### What is expected
Rewrite the records below as a numbered list, leaving out blank lines and the pictures.

### Input data
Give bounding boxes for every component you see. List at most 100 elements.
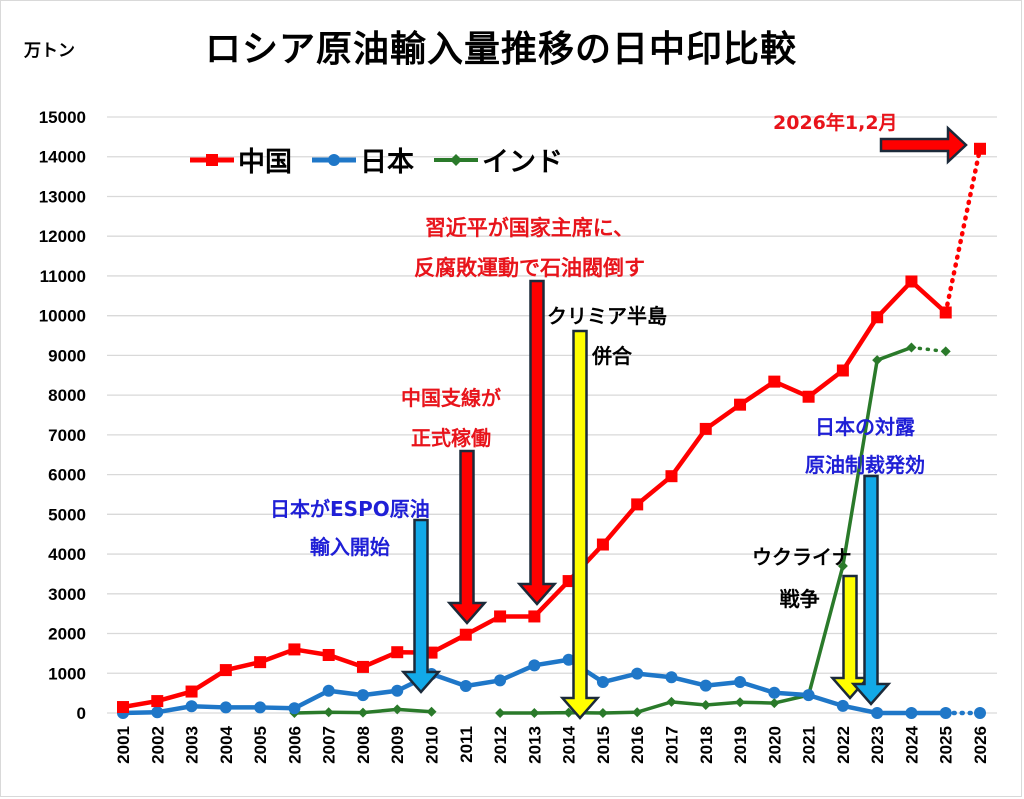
x-tick-label: 2023 <box>868 726 887 764</box>
data-point-japan <box>596 676 609 689</box>
legend-label-japan: 日本 <box>360 147 414 178</box>
data-point-japan <box>459 679 472 692</box>
data-point-china <box>117 701 129 714</box>
y-tick-label: 1000 <box>48 664 86 683</box>
annotation-text: 併合 <box>592 344 632 368</box>
chart-title: ロシア原油輸入量推移の日中印比較 <box>205 29 798 70</box>
data-point-japan <box>699 679 712 692</box>
data-point-india <box>426 706 437 717</box>
annotation-china-branch: 中国支線が 正式稼働 <box>401 378 501 458</box>
x-tick-label: 2009 <box>388 726 407 764</box>
y-tick-label: 6000 <box>48 466 86 485</box>
data-point-china <box>665 470 678 483</box>
y-tick-label: 8000 <box>48 386 86 405</box>
x-tick-label: 2020 <box>765 726 784 764</box>
data-point-india <box>666 696 677 707</box>
data-point-japan <box>185 700 198 713</box>
data-point-china <box>974 142 986 155</box>
data-point-china <box>356 660 369 673</box>
y-tick-label: 2000 <box>48 625 86 644</box>
data-point-china <box>494 610 507 623</box>
annotation-xi-jinping: 習近平が国家主席に、 反腐敗運動で石油閥倒す <box>414 208 645 288</box>
data-point-china <box>802 390 815 403</box>
data-point-china <box>459 628 472 641</box>
arrow-china-branch <box>446 449 488 625</box>
data-point-japan <box>151 706 164 719</box>
legend-swatch-china <box>190 153 234 166</box>
legend: 中国 日本 インド <box>190 140 563 179</box>
data-point-japan <box>322 684 335 697</box>
data-point-china <box>631 498 644 511</box>
series-dotted-line-2 <box>909 345 948 354</box>
data-point-china <box>288 643 301 656</box>
data-point-japan <box>494 674 507 687</box>
x-tick-label: 2013 <box>525 726 544 764</box>
data-point-japan <box>254 701 267 714</box>
data-point-india <box>563 707 574 718</box>
x-tick-label: 2008 <box>354 726 373 764</box>
data-point-japan <box>562 653 575 666</box>
data-point-india <box>837 560 848 571</box>
data-point-japan <box>871 707 884 719</box>
annotation-text: 中国支線が <box>401 386 501 410</box>
x-tick-label: 2001 <box>114 726 133 764</box>
y-tick-label: 9000 <box>48 346 86 365</box>
data-point-china <box>734 398 747 411</box>
x-tick-label: 2019 <box>731 726 750 764</box>
x-tick-label: 2026 <box>971 726 990 764</box>
annotation-text: 原油制裁発効 <box>805 453 925 477</box>
x-tick-label: 2017 <box>662 726 681 764</box>
data-point-india <box>597 708 608 718</box>
annotation-text: ウクライナ <box>752 545 852 569</box>
data-point-japan <box>939 707 952 719</box>
y-tick-label: 15000 <box>39 108 86 127</box>
data-point-china <box>699 422 712 435</box>
data-point-japan <box>219 701 232 714</box>
arrow-china-2026 <box>879 125 968 165</box>
arrow-japan-espo <box>400 518 442 694</box>
legend-swatch-japan <box>312 153 356 166</box>
y-tick-label: 7000 <box>48 426 86 445</box>
x-tick-label: 2002 <box>148 726 167 764</box>
x-tick-label: 2015 <box>594 726 613 764</box>
data-point-china <box>768 375 781 388</box>
x-tick-label: 2025 <box>937 726 956 764</box>
data-point-china <box>562 575 575 588</box>
x-tick-label: 2003 <box>183 726 202 764</box>
data-point-india <box>357 707 368 718</box>
x-tick-label: 2024 <box>902 725 921 763</box>
x-tick-label: 2007 <box>320 726 339 764</box>
x-tick-label: 2005 <box>251 726 270 764</box>
legend-label-china: 中国 <box>238 147 292 178</box>
annotation-text: クリミア半島 <box>547 304 667 328</box>
annotation-text: 反腐敗運動で石油閥倒す <box>414 256 645 280</box>
data-point-india <box>769 698 780 709</box>
data-point-india <box>906 342 917 353</box>
data-point-india <box>632 707 643 718</box>
data-point-india <box>700 700 711 711</box>
data-point-japan <box>974 707 986 719</box>
data-point-china <box>939 306 952 319</box>
y-axis-unit-label: 万トン <box>24 41 75 61</box>
x-tick-label: 2021 <box>800 726 819 764</box>
data-point-china <box>151 695 164 708</box>
data-point-japan <box>356 689 369 702</box>
y-tick-label: 14000 <box>39 148 86 167</box>
legend-label-india: インド <box>482 147 563 178</box>
y-tick-label: 3000 <box>48 585 86 604</box>
data-point-india <box>392 704 403 715</box>
annotation-china-2026: 2026年1,2月 <box>773 108 898 135</box>
y-tick-label: 10000 <box>39 307 86 326</box>
annotation-text: 戦争 <box>779 587 820 611</box>
y-tick-label: 11000 <box>40 267 86 286</box>
x-tick-label: 2011 <box>457 726 476 763</box>
legend-item-china: 中国 <box>190 140 292 179</box>
data-point-japan <box>768 686 781 699</box>
data-point-japan <box>802 689 815 702</box>
data-point-india <box>323 707 334 718</box>
data-point-china <box>871 311 884 324</box>
data-point-china <box>836 364 849 377</box>
data-point-japan <box>288 702 301 715</box>
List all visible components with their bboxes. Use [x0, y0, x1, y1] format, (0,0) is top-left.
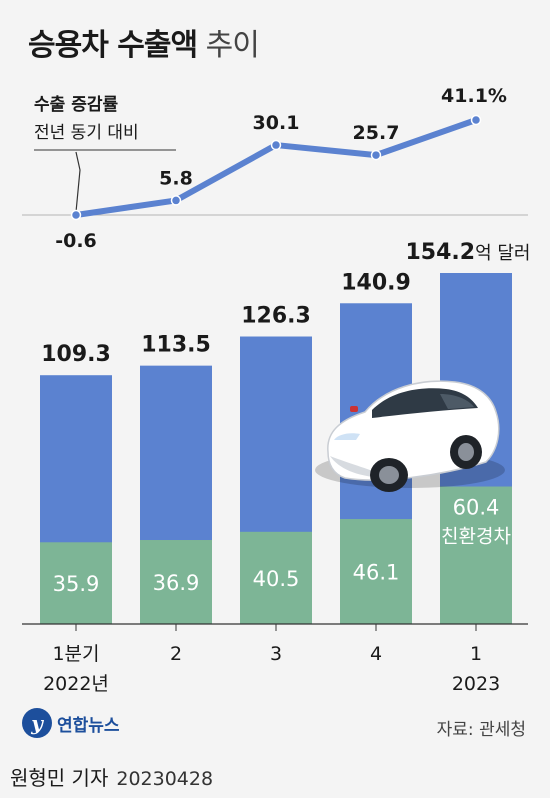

### Response to this task
1. Give bounding boxes for every component you see. List at most 100 elements.
2. x-tick-label: 2023 <box>868 726 887 764</box>
3. data-point-japan <box>596 676 609 689</box>
4. legend-label-japan: 日本 <box>360 147 414 178</box>
5. data-point-japan <box>459 679 472 692</box>
6. data-point-china <box>117 701 129 714</box>
7. y-tick-label: 1000 <box>48 664 86 683</box>
8. annotation-text: 併合 <box>592 344 632 368</box>
9. chart-title: ロシア原油輸入量推移の日中印比較 <box>205 29 798 70</box>
10. data-point-japan <box>699 679 712 692</box>
11. data-point-india <box>426 706 437 717</box>
12. annotation-china-branch: 中国支線が 正式稼働 <box>401 378 501 458</box>
13. x-tick-label: 2009 <box>388 726 407 764</box>
14. y-tick-label: 6000 <box>48 466 86 485</box>
15. data-point-china <box>665 470 678 483</box>
16. y-tick-label: 8000 <box>48 386 86 405</box>
17. x-tick-label: 2020 <box>765 726 784 764</box>
18. data-point-india <box>666 696 677 707</box>
19. data-point-japan <box>185 700 198 713</box>
20. data-point-china <box>974 142 986 155</box>
21. data-point-china <box>356 660 369 673</box>
22. y-tick-label: 2000 <box>48 625 86 644</box>
23. data-point-china <box>494 610 507 623</box>
24. annotation-xi-jinping: 習近平が国家主席に、 反腐敗運動で石油閥倒す <box>414 208 645 288</box>
25. data-point-china <box>802 390 815 403</box>
26. data-point-china <box>459 628 472 641</box>
27. arrow-china-branch <box>446 449 488 625</box>
28. data-point-japan <box>151 706 164 719</box>
29. legend-swatch-china <box>190 153 234 166</box>
30. legend: 中国 日本 インド <box>190 140 563 179</box>
31. data-point-japan <box>322 684 335 697</box>
32. data-point-china <box>631 498 644 511</box>
33. series-dotted-line-2 <box>909 345 948 354</box>
34. data-point-china <box>288 643 301 656</box>
35. data-point-japan <box>494 674 507 687</box>
36. x-tick-label: 2013 <box>525 726 544 764</box>
37. data-point-japan <box>254 701 267 714</box>
38. data-point-india <box>563 707 574 718</box>
39. x-tick-label: 2008 <box>354 726 373 764</box>
40. data-point-japan <box>562 653 575 666</box>
41. data-point-india <box>837 560 848 571</box>
42. data-point-japan <box>871 707 884 719</box>
43. annotation-text: 中国支線が <box>401 386 501 410</box>
44. x-tick-label: 2001 <box>114 726 133 764</box>
45. y-tick-label: 9000 <box>48 346 86 365</box>
46. data-point-china <box>734 398 747 411</box>
47. x-tick-label: 2019 <box>731 726 750 764</box>
48. x-tick-label: 2026 <box>971 726 990 764</box>
49. annotation-text: 原油制裁発効 <box>805 453 925 477</box>
50. x-tick-label: 2017 <box>662 726 681 764</box>
51. data-point-india <box>597 708 608 718</box>
52. annotation-text: ウクライナ <box>752 545 852 569</box>
53. data-point-japan <box>939 707 952 719</box>
54. y-tick-label: 15000 <box>39 108 86 127</box>
55. data-point-china <box>699 422 712 435</box>
56. data-point-japan <box>219 701 232 714</box>
57. arrow-china-2026 <box>879 125 968 165</box>
58. arrow-japan-espo <box>400 518 442 694</box>
59. legend-swatch-japan <box>312 153 356 166</box>
60. y-tick-label: 7000 <box>48 426 86 445</box>
61. x-tick-label: 2002 <box>148 726 167 764</box>
62. x-tick-label: 2015 <box>594 726 613 764</box>
63. data-point-china <box>768 375 781 388</box>
64. x-tick-label: 2025 <box>937 726 956 764</box>
65. data-point-china <box>562 575 575 588</box>
66. x-tick-label: 2003 <box>183 726 202 764</box>
67. data-point-india <box>357 707 368 718</box>
68. x-tick-label: 2024 <box>902 725 921 763</box>
69. x-tick-label: 2007 <box>320 726 339 764</box>
70. x-tick-label: 2005 <box>251 726 270 764</box>
71. legend-label-china: 中国 <box>238 147 292 178</box>
72. annotation-text: クリミア半島 <box>547 304 667 328</box>
73. annotation-text: 反腐敗運動で石油閥倒す <box>414 256 645 280</box>
74. data-point-india <box>769 698 780 709</box>
75. data-point-india <box>906 342 917 353</box>
76. data-point-india <box>632 707 643 718</box>
77. data-point-india <box>700 700 711 711</box>
78. data-point-japan <box>974 707 986 719</box>
79. data-point-china <box>939 306 952 319</box>
80. y-axis-unit-label: 万トン <box>24 41 75 61</box>
81. x-tick-label: 2021 <box>800 726 819 764</box>
82. data-point-china <box>151 695 164 708</box>
83. data-point-japan <box>356 689 369 702</box>
84. y-tick-label: 14000 <box>39 148 86 167</box>
85. legend-label-india: インド <box>482 147 563 178</box>
86. y-tick-label: 3000 <box>48 585 86 604</box>
87. data-point-india <box>392 704 403 715</box>
88. annotation-china-2026: 2026年1,2月 <box>773 108 898 135</box>
89. y-tick-label: 10000 <box>39 307 86 326</box>
90. annotation-text: 戦争 <box>779 587 820 611</box>
91. y-tick-label: 11000 <box>40 267 86 286</box>
92. x-tick-label: 2011 <box>457 726 476 763</box>
93. legend-item-china: 中国 <box>190 140 292 179</box>
94. data-point-japan <box>768 686 781 699</box>
95. data-point-japan <box>802 689 815 702</box>
96. data-point-india <box>323 707 334 718</box>
97. data-point-china <box>871 311 884 324</box>
98. data-point-china <box>836 364 849 377</box>
99. data-point-japan <box>288 702 301 715</box>
100. List all visible components with their bboxes. Use [x0, y0, x1, y1] format, (0,0) is top-left.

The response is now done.